> [WHAT THIS TASK INVOLVES]: Can you print the data exactly and leave out each image?

# # # # #

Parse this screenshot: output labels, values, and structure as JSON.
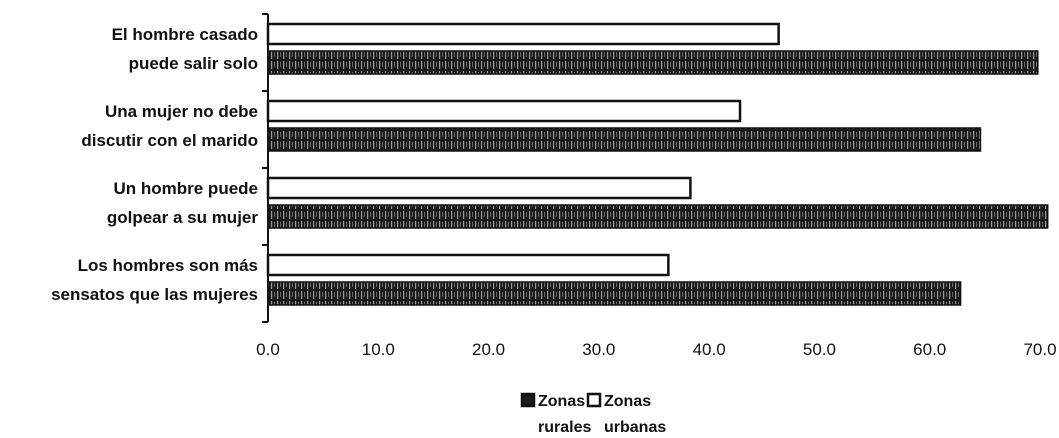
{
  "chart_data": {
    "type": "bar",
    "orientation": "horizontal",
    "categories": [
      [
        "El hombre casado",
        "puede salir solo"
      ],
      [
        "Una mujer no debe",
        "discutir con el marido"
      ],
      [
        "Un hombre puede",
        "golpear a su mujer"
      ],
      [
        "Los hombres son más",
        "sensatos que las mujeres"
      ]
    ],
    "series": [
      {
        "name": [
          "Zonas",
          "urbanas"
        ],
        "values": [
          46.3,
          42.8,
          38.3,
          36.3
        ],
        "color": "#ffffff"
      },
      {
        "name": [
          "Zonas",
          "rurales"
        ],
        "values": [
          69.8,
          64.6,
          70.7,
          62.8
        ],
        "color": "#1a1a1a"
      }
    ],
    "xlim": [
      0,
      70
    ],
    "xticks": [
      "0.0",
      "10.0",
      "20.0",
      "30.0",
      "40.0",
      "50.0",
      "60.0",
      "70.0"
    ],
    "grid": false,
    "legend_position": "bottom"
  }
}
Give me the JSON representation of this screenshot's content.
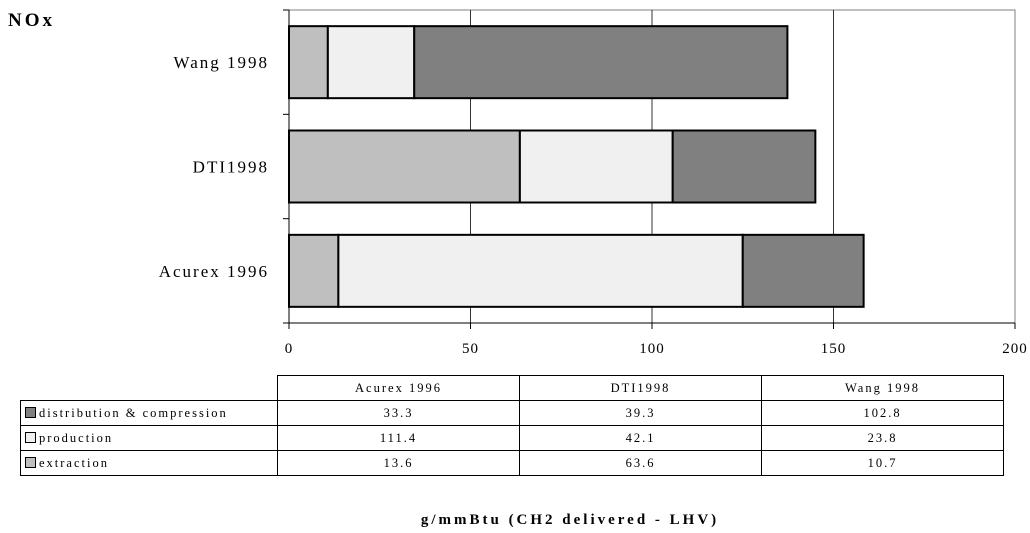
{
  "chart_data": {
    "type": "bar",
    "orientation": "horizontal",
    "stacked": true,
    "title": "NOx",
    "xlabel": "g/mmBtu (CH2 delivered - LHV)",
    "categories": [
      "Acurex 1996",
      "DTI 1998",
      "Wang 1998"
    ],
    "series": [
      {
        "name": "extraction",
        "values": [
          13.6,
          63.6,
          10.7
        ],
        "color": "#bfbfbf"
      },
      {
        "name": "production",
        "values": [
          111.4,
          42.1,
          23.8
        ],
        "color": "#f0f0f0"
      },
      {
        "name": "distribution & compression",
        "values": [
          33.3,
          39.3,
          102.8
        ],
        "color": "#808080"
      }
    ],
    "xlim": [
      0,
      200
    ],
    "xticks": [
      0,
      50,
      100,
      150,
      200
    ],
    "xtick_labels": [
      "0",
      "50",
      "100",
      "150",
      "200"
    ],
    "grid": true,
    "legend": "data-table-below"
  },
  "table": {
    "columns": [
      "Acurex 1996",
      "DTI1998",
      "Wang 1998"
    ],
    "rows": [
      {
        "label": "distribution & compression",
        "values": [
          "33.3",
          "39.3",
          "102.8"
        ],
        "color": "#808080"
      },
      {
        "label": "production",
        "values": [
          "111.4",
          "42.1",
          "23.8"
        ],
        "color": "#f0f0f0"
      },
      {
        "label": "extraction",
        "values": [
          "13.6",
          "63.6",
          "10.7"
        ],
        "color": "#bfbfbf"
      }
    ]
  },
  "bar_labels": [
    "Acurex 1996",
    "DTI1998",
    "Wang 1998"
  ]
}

# # # # #

> [FINISHED TASK]:
Parse this screenshot: output labels, values, and structure as JSON.
{
  "chart_data": {
    "type": "bar",
    "orientation": "horizontal",
    "categories": [
      [
        "El hombre casado",
        "puede salir solo"
      ],
      [
        "Una mujer no debe",
        "discutir con el marido"
      ],
      [
        "Un hombre puede",
        "golpear a su mujer"
      ],
      [
        "Los hombres son más",
        "sensatos que las mujeres"
      ]
    ],
    "series": [
      {
        "name": [
          "Zonas",
          "urbanas"
        ],
        "values": [
          46.3,
          42.8,
          38.3,
          36.3
        ],
        "color": "#ffffff"
      },
      {
        "name": [
          "Zonas",
          "rurales"
        ],
        "values": [
          69.8,
          64.6,
          70.7,
          62.8
        ],
        "color": "#1a1a1a"
      }
    ],
    "xlim": [
      0,
      70
    ],
    "xticks": [
      "0.0",
      "10.0",
      "20.0",
      "30.0",
      "40.0",
      "50.0",
      "60.0",
      "70.0"
    ],
    "grid": false,
    "legend_position": "bottom"
  }
}
Give me the JSON representation of this screenshot's content.
{
  "chart_data": {
    "type": "bar",
    "orientation": "horizontal",
    "stacked": true,
    "title": "NOx",
    "xlabel": "g/mmBtu (CH2 delivered - LHV)",
    "categories": [
      "Acurex 1996",
      "DTI 1998",
      "Wang 1998"
    ],
    "series": [
      {
        "name": "extraction",
        "values": [
          13.6,
          63.6,
          10.7
        ],
        "color": "#bfbfbf"
      },
      {
        "name": "production",
        "values": [
          111.4,
          42.1,
          23.8
        ],
        "color": "#f0f0f0"
      },
      {
        "name": "distribution & compression",
        "values": [
          33.3,
          39.3,
          102.8
        ],
        "color": "#808080"
      }
    ],
    "xlim": [
      0,
      200
    ],
    "xticks": [
      0,
      50,
      100,
      150,
      200
    ],
    "xtick_labels": [
      "0",
      "50",
      "100",
      "150",
      "200"
    ],
    "grid": true,
    "legend": "data-table-below"
  },
  "table": {
    "columns": [
      "Acurex 1996",
      "DTI1998",
      "Wang 1998"
    ],
    "rows": [
      {
        "label": "distribution & compression",
        "values": [
          "33.3",
          "39.3",
          "102.8"
        ],
        "color": "#808080"
      },
      {
        "label": "production",
        "values": [
          "111.4",
          "42.1",
          "23.8"
        ],
        "color": "#f0f0f0"
      },
      {
        "label": "extraction",
        "values": [
          "13.6",
          "63.6",
          "10.7"
        ],
        "color": "#bfbfbf"
      }
    ]
  },
  "bar_labels": [
    "Acurex 1996",
    "DTI1998",
    "Wang 1998"
  ]
}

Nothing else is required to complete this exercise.